[Source data]
>>>>>

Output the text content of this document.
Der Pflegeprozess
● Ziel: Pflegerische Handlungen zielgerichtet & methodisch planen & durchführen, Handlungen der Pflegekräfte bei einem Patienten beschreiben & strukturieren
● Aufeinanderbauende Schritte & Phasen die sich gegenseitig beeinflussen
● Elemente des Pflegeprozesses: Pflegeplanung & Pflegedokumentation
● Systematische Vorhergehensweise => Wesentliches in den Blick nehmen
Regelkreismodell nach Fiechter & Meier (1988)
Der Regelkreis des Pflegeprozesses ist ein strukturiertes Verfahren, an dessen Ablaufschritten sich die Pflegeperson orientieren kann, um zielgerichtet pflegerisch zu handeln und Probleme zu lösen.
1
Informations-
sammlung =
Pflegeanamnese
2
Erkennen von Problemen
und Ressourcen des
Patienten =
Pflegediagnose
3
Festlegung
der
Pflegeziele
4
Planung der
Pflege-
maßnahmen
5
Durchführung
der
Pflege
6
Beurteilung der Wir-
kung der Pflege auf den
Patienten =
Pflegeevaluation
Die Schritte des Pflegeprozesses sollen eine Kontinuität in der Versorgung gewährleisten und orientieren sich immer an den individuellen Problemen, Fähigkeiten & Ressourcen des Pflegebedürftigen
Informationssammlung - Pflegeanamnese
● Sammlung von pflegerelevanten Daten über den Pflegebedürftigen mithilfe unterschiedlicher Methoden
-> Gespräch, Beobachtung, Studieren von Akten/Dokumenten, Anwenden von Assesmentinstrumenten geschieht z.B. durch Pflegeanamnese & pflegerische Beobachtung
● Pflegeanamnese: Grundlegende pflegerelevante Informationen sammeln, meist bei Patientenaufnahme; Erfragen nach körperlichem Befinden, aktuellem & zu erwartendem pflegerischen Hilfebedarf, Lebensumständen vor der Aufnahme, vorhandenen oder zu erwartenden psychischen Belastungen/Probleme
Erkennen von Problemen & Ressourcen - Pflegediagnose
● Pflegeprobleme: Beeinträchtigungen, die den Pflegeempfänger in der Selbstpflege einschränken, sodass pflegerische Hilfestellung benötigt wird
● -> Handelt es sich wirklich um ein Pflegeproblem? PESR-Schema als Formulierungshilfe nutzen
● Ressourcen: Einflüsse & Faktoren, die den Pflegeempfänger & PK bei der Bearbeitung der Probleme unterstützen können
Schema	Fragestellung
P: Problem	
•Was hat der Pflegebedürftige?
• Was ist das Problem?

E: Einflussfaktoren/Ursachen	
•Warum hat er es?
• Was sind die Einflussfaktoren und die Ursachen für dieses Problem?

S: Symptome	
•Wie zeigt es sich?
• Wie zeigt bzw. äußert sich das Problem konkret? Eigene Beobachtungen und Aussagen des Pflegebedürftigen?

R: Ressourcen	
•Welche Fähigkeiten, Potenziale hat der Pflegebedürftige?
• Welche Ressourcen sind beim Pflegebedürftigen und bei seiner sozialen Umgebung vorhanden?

<<<<<

• What you will do: Reproduce the material precisely, including every line.

• Reply to the task:
Output the text content of this document.
Der Pflegeprozess
● Ziel: Pflegerische Handlungen zielgerichtet & methodisch planen & durchführen, Handlungen der Pflegekräfte bei einem Patienten beschreiben & strukturieren
● Aufeinanderbauende Schritte & Phasen die sich gegenseitig beeinflussen
● Elemente des Pflegeprozesses: Pflegeplanung & Pflegedokumentation
● Systematische Vorhergehensweise => Wesentliches in den Blick nehmen
Regelkreismodell nach Fiechter & Meier (1988)
Der Regelkreis des Pflegeprozesses ist ein strukturiertes Verfahren, an dessen Ablaufschritten sich die Pflegeperson orientieren kann, um zielgerichtet pflegerisch zu handeln und Probleme zu lösen.
1
Informations-
sammlung =
Pflegeanamnese
2
Erkennen von Problemen
und Ressourcen des
Patienten =
Pflegediagnose
3
Festlegung
der
Pflegeziele
4
Planung der
Pflege-
maßnahmen
5
Durchführung
der
Pflege
6
Beurteilung der Wir-
kung der Pflege auf den
Patienten =
Pflegeevaluation
Die Schritte des Pflegeprozesses sollen eine Kontinuität in der Versorgung gewährleisten und orientieren sich immer an den individuellen Problemen, Fähigkeiten & Ressourcen des Pflegebedürftigen
Informationssammlung - Pflegeanamnese
● Sammlung von pflegerelevanten Daten über den Pflegebedürftigen mithilfe unterschiedlicher Methoden
-> Gespräch, Beobachtung, Studieren von Akten/Dokumenten, Anwenden von Assesmentinstrumenten geschieht z.B. durch Pflegeanamnese & pflegerische Beobachtung
● Pflegeanamnese: Grundlegende pflegerelevante Informationen sammeln, meist bei Patientenaufnahme; Erfragen nach körperlichem Befinden, aktuellem & zu erwartendem pflegerischen Hilfebedarf, Lebensumständen vor der Aufnahme, vorhandenen oder zu erwartenden psychischen Belastungen/Probleme
Erkennen von Problemen & Ressourcen - Pflegediagnose
● Pflegeprobleme: Beeinträchtigungen, die den Pflegeempfänger in der Selbstpflege einschränken, sodass pflegerische Hilfestellung benötigt wird
● -> Handelt es sich wirklich um ein Pflegeproblem? PESR-Schema als Formulierungshilfe nutzen
● Ressourcen: Einflüsse & Faktoren, die den Pflegeempfänger & PK bei der Bearbeitung der Probleme unterstützen können
Schema	Fragestellung
P: Problem	
•Was hat der Pflegebedürftige?
• Was ist das Problem?

E: Einflussfaktoren/Ursachen	
•Warum hat er es?
• Was sind die Einflussfaktoren und die Ursachen für dieses Problem?

S: Symptome	
•Wie zeigt es sich?
• Wie zeigt bzw. äußert sich das Problem konkret? Eigene Beobachtungen und Aussagen des Pflegebedürftigen?

R: Ressourcen	
•Welche Fähigkeiten, Potenziale hat der Pflegebedürftige?
• Welche Ressourcen sind beim Pflegebedürftigen und bei seiner sozialen Umgebung vorhanden?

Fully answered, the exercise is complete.